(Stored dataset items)
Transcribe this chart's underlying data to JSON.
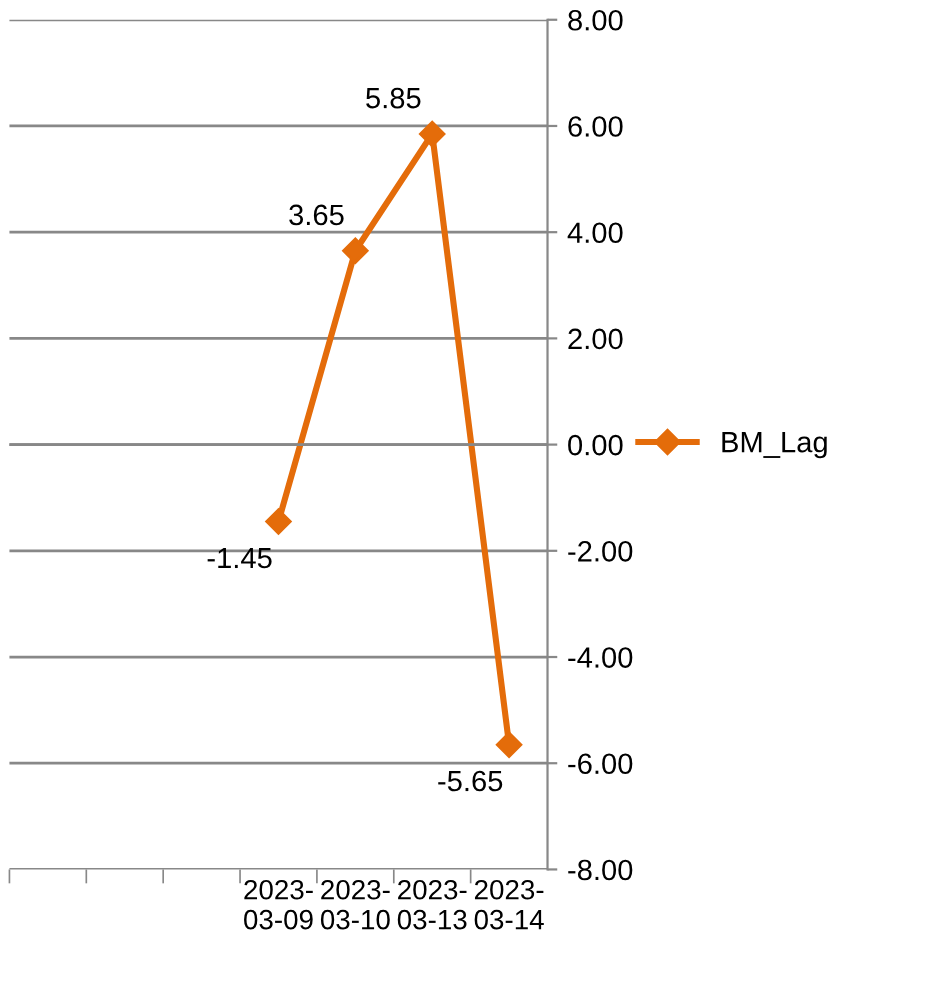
{
  "chart_data": {
    "type": "line",
    "categories": [
      null,
      null,
      null,
      "2023-\n03-09",
      "2023-\n03-10",
      "2023-\n03-13",
      "2023-\n03-14"
    ],
    "series": [
      {
        "name": "BM_Lag",
        "color": "#e46c0a",
        "values": [
          null,
          null,
          null,
          -1.45,
          3.65,
          5.85,
          -5.65
        ]
      }
    ],
    "ylim": [
      -8,
      8
    ],
    "yticks": [
      {
        "value": -8,
        "label": "-8.00"
      },
      {
        "value": -6,
        "label": "-6.00"
      },
      {
        "value": -4,
        "label": "-4.00"
      },
      {
        "value": -2,
        "label": "-2.00"
      },
      {
        "value": 0,
        "label": "0.00"
      },
      {
        "value": 2,
        "label": "2.00"
      },
      {
        "value": 4,
        "label": "4.00"
      },
      {
        "value": 6,
        "label": "6.00"
      },
      {
        "value": 8,
        "label": "8.00"
      }
    ],
    "grid": "y",
    "legend": "right",
    "marker": "diamond",
    "line_style": "solid",
    "data_labels": true
  }
}
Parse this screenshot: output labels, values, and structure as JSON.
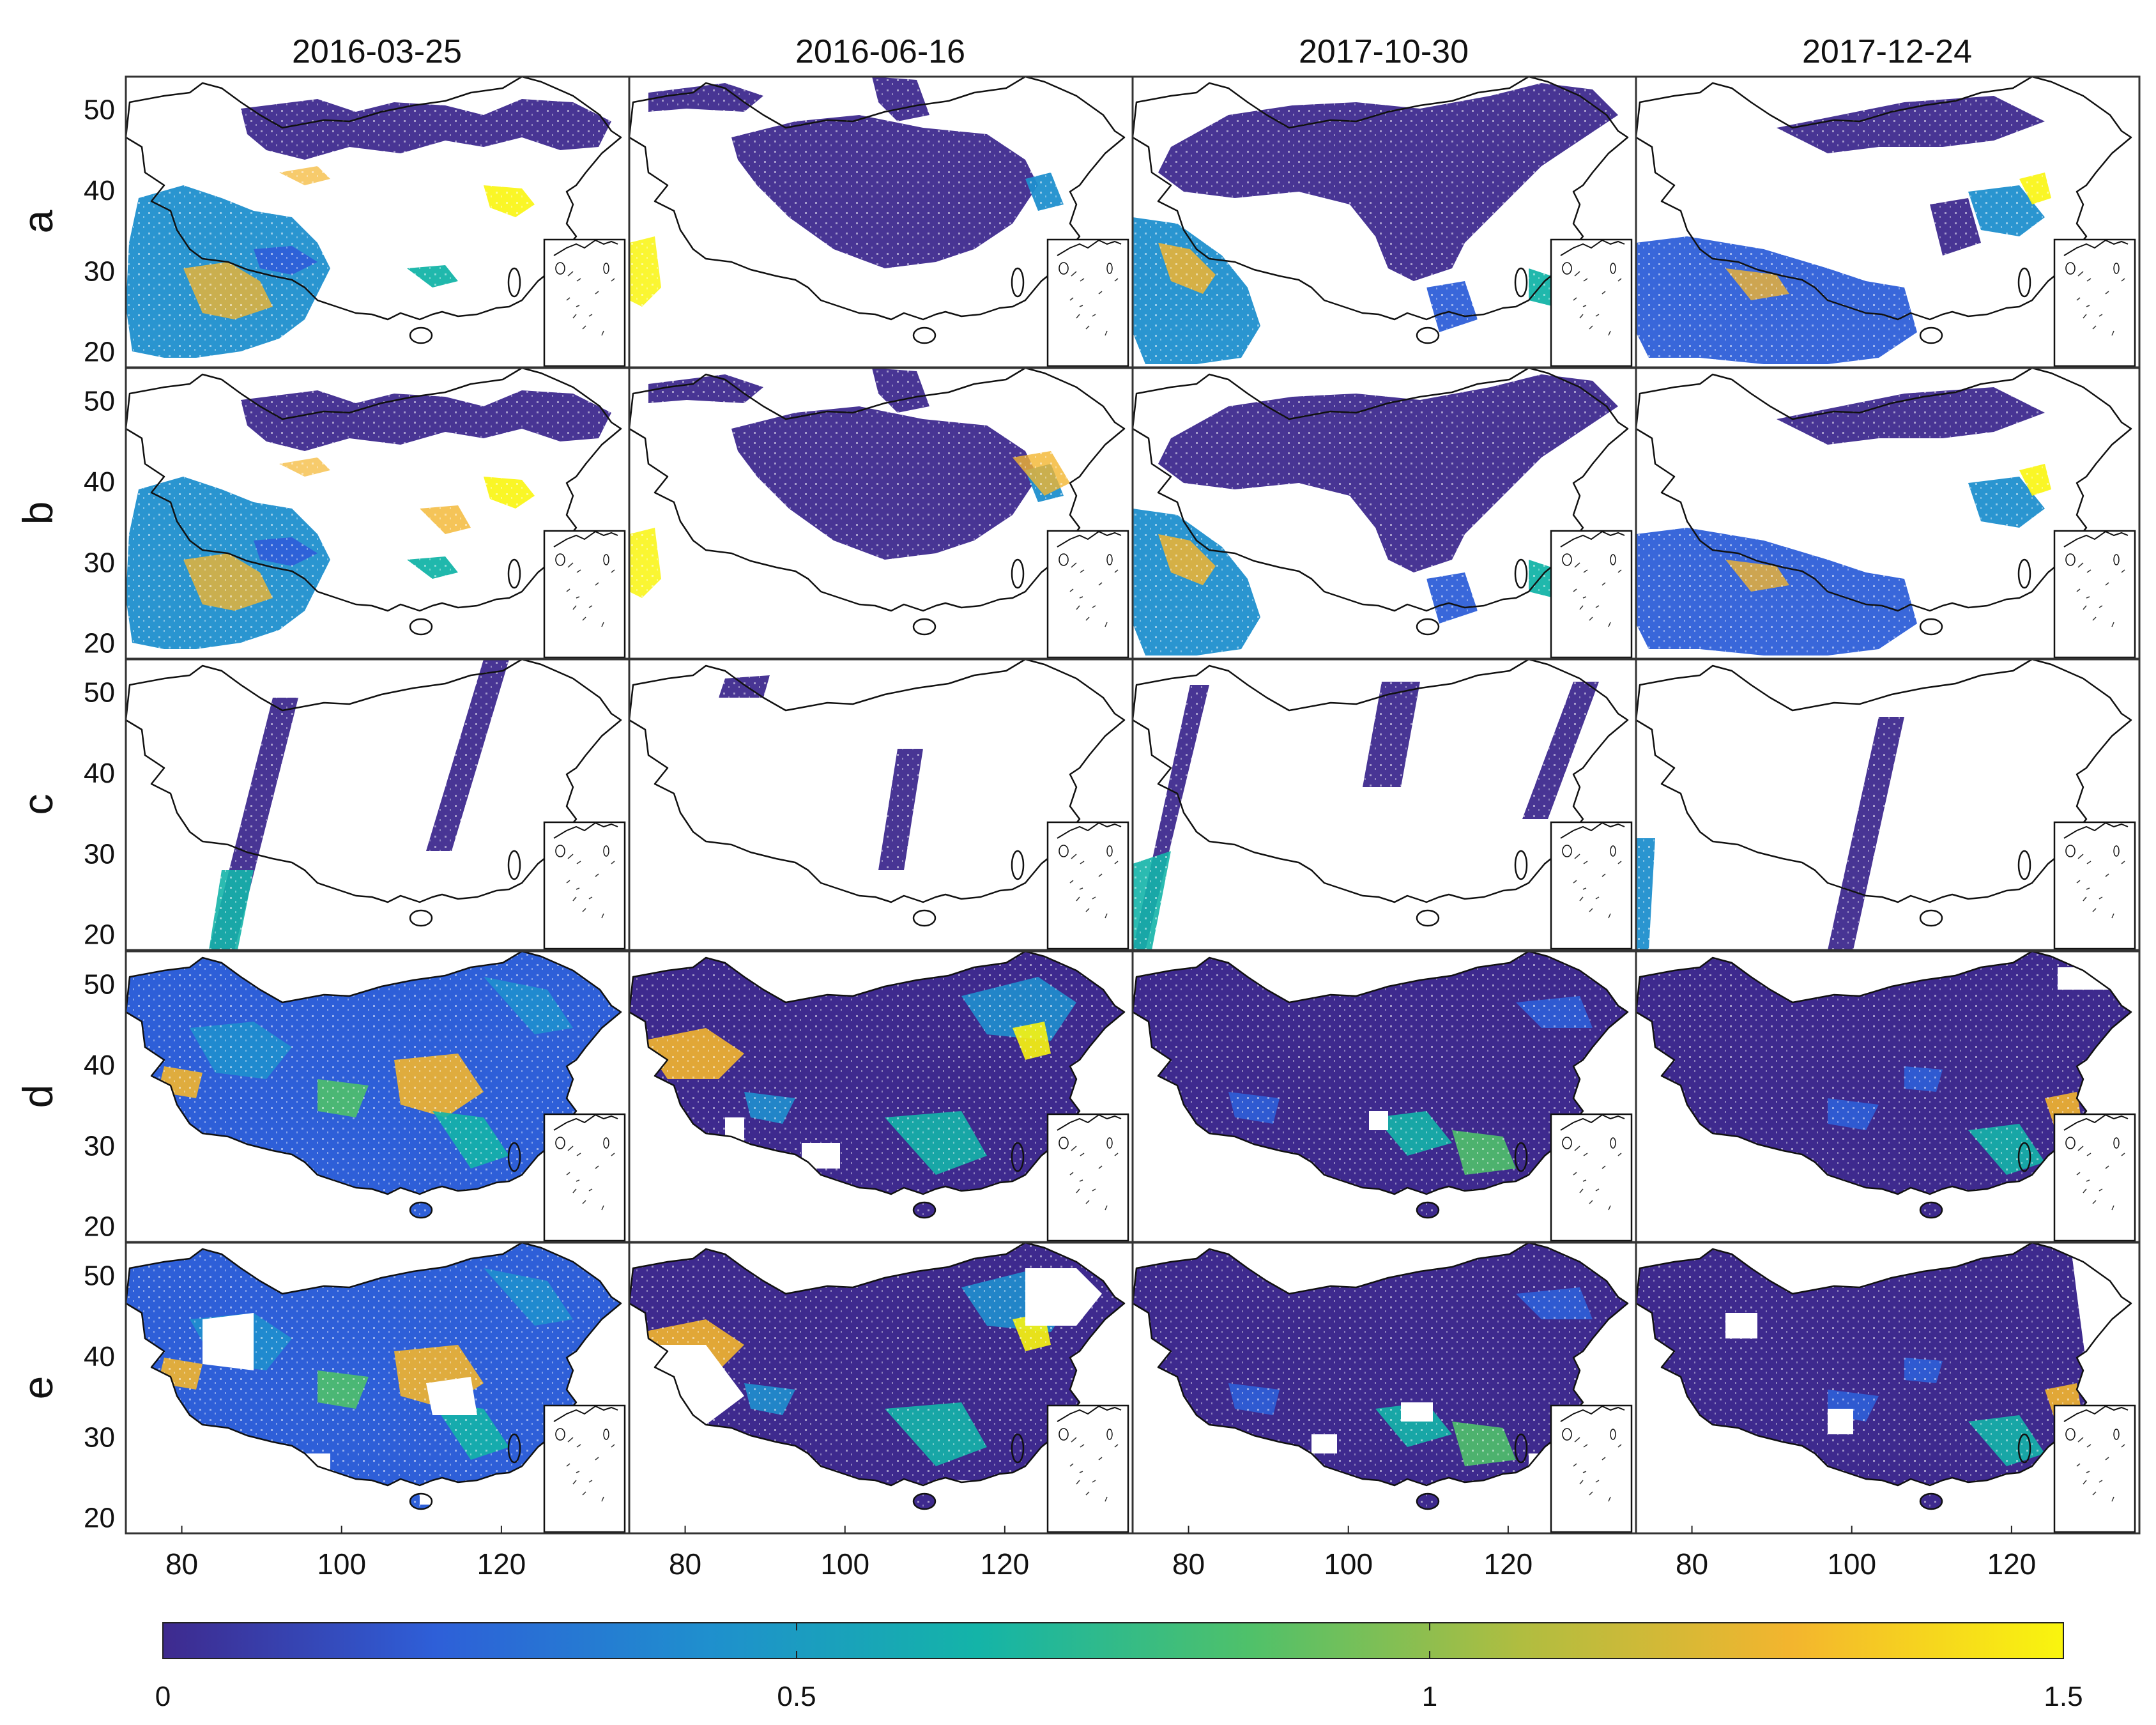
{
  "figure": {
    "columns": [
      "2016-03-25",
      "2016-06-16",
      "2017-10-30",
      "2017-12-24"
    ],
    "rows": [
      "a",
      "b",
      "c",
      "d",
      "e"
    ],
    "y_ticks": [
      "20",
      "30",
      "40",
      "50"
    ],
    "x_ticks": [
      "80",
      "100",
      "120"
    ],
    "colorbar": {
      "ticks": [
        "0",
        "0.5",
        "1",
        "1.5"
      ],
      "min": 0,
      "max": 1.5,
      "colors": [
        "#3e2a8e",
        "#2e5fd8",
        "#1f8fce",
        "#14b4a8",
        "#4fc16a",
        "#b0bd40",
        "#f3b52e",
        "#f9f50e"
      ]
    }
  }
}
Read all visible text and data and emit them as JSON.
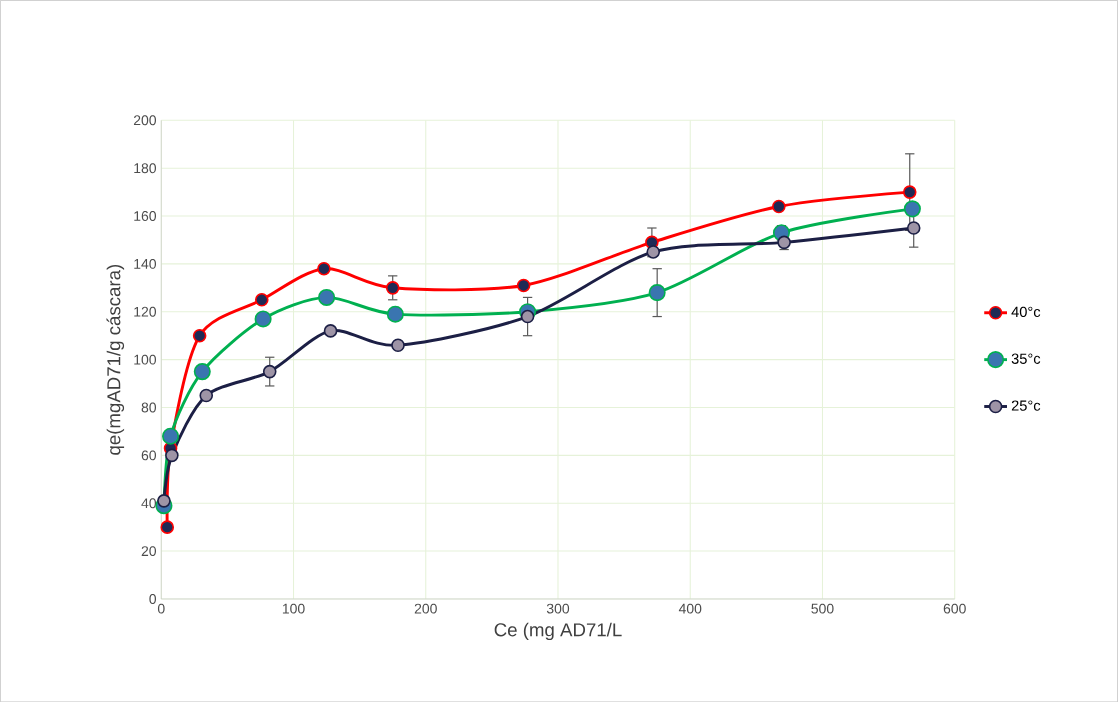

PROBLEM TO WORK ON -
Set down all the entries exactly as they appear, but skip any pictures.

WRITTEN ANSWER -
Transcribe this chart's underlying data to JSON.
{
  "chart_data": {
    "type": "line",
    "categories": [
      null,
      null,
      null,
      "2023-\n03-09",
      "2023-\n03-10",
      "2023-\n03-13",
      "2023-\n03-14"
    ],
    "series": [
      {
        "name": "BM_Lag",
        "color": "#e46c0a",
        "values": [
          null,
          null,
          null,
          -1.45,
          3.65,
          5.85,
          -5.65
        ]
      }
    ],
    "ylim": [
      -8,
      8
    ],
    "yticks": [
      {
        "value": -8,
        "label": "-8.00"
      },
      {
        "value": -6,
        "label": "-6.00"
      },
      {
        "value": -4,
        "label": "-4.00"
      },
      {
        "value": -2,
        "label": "-2.00"
      },
      {
        "value": 0,
        "label": "0.00"
      },
      {
        "value": 2,
        "label": "2.00"
      },
      {
        "value": 4,
        "label": "4.00"
      },
      {
        "value": 6,
        "label": "6.00"
      },
      {
        "value": 8,
        "label": "8.00"
      }
    ],
    "grid": "y",
    "legend": "right",
    "marker": "diamond",
    "line_style": "solid",
    "data_labels": true
  }
}
Parse this screenshot: output labels, values, and structure as JSON.
{
  "figure": {
    "columns": [
      "2016-03-25",
      "2016-06-16",
      "2017-10-30",
      "2017-12-24"
    ],
    "rows": [
      "a",
      "b",
      "c",
      "d",
      "e"
    ],
    "y_ticks": [
      "20",
      "30",
      "40",
      "50"
    ],
    "x_ticks": [
      "80",
      "100",
      "120"
    ],
    "colorbar": {
      "ticks": [
        "0",
        "0.5",
        "1",
        "1.5"
      ],
      "min": 0,
      "max": 1.5,
      "colors": [
        "#3e2a8e",
        "#2e5fd8",
        "#1f8fce",
        "#14b4a8",
        "#4fc16a",
        "#b0bd40",
        "#f3b52e",
        "#f9f50e"
      ]
    }
  }
}
Read all visible text and data and emit them as JSON.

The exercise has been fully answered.